- _Challenge_: What follows is a listing to be transcribed exactly.
═══ Input ═══
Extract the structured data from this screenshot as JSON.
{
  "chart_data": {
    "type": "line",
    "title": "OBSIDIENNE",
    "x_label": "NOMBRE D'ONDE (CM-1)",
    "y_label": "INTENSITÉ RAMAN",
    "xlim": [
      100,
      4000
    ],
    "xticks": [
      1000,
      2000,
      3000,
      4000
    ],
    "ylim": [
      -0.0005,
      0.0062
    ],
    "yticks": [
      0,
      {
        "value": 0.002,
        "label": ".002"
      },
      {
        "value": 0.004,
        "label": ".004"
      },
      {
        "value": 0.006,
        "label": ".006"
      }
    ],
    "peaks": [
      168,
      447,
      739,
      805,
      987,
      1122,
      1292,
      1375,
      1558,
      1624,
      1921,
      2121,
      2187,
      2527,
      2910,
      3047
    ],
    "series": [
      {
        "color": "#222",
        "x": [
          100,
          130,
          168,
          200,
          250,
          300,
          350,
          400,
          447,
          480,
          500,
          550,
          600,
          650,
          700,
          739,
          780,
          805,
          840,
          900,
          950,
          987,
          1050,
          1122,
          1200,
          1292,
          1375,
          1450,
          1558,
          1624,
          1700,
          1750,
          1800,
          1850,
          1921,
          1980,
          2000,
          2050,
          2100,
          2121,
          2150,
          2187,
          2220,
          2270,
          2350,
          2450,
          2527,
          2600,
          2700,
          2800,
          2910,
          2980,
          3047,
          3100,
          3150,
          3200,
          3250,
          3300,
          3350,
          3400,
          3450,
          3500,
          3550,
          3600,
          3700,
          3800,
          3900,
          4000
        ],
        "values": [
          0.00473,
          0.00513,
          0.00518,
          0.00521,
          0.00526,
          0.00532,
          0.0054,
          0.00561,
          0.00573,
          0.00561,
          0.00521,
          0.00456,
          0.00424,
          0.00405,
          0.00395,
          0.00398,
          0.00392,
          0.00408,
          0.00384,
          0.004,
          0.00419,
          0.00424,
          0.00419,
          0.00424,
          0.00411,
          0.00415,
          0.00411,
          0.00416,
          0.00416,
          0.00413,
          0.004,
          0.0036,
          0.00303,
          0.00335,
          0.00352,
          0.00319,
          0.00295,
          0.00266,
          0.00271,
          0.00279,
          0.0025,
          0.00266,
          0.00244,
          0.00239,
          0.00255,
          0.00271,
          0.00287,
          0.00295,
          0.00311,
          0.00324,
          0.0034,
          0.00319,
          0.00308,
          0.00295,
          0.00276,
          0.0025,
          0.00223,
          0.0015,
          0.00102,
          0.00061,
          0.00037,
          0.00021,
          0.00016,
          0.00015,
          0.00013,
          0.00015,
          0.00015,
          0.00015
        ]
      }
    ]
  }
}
═══
- _Result of this exercise_:
Extract the structured data from this screenshot as JSON.
{
  "chart_data": {
    "type": "line",
    "title": "OBSIDIENNE",
    "x_label": "NOMBRE D'ONDE (CM-1)",
    "y_label": "INTENSITÉ RAMAN",
    "xlim": [
      100,
      4000
    ],
    "xticks": [
      1000,
      2000,
      3000,
      4000
    ],
    "ylim": [
      -0.0005,
      0.0062
    ],
    "yticks": [
      0,
      {
        "value": 0.002,
        "label": ".002"
      },
      {
        "value": 0.004,
        "label": ".004"
      },
      {
        "value": 0.006,
        "label": ".006"
      }
    ],
    "peaks": [
      168,
      447,
      739,
      805,
      987,
      1122,
      1292,
      1375,
      1558,
      1624,
      1921,
      2121,
      2187,
      2527,
      2910,
      3047
    ],
    "series": [
      {
        "color": "#222",
        "x": [
          100,
          130,
          168,
          200,
          250,
          300,
          350,
          400,
          447,
          480,
          500,
          550,
          600,
          650,
          700,
          739,
          780,
          805,
          840,
          900,
          950,
          987,
          1050,
          1122,
          1200,
          1292,
          1375,
          1450,
          1558,
          1624,
          1700,
          1750,
          1800,
          1850,
          1921,
          1980,
          2000,
          2050,
          2100,
          2121,
          2150,
          2187,
          2220,
          2270,
          2350,
          2450,
          2527,
          2600,
          2700,
          2800,
          2910,
          2980,
          3047,
          3100,
          3150,
          3200,
          3250,
          3300,
          3350,
          3400,
          3450,
          3500,
          3550,
          3600,
          3700,
          3800,
          3900,
          4000
        ],
        "values": [
          0.00473,
          0.00513,
          0.00518,
          0.00521,
          0.00526,
          0.00532,
          0.0054,
          0.00561,
          0.00573,
          0.00561,
          0.00521,
          0.00456,
          0.00424,
          0.00405,
          0.00395,
          0.00398,
          0.00392,
          0.00408,
          0.00384,
          0.004,
          0.00419,
          0.00424,
          0.00419,
          0.00424,
          0.00411,
          0.00415,
          0.00411,
          0.00416,
          0.00416,
          0.00413,
          0.004,
          0.0036,
          0.00303,
          0.00335,
          0.00352,
          0.00319,
          0.00295,
          0.00266,
          0.00271,
          0.00279,
          0.0025,
          0.00266,
          0.00244,
          0.00239,
          0.00255,
          0.00271,
          0.00287,
          0.00295,
          0.00311,
          0.00324,
          0.0034,
          0.00319,
          0.00308,
          0.00295,
          0.00276,
          0.0025,
          0.00223,
          0.0015,
          0.00102,
          0.00061,
          0.00037,
          0.00021,
          0.00016,
          0.00015,
          0.00013,
          0.00015,
          0.00015,
          0.00015
        ]
      }
    ]
  }
}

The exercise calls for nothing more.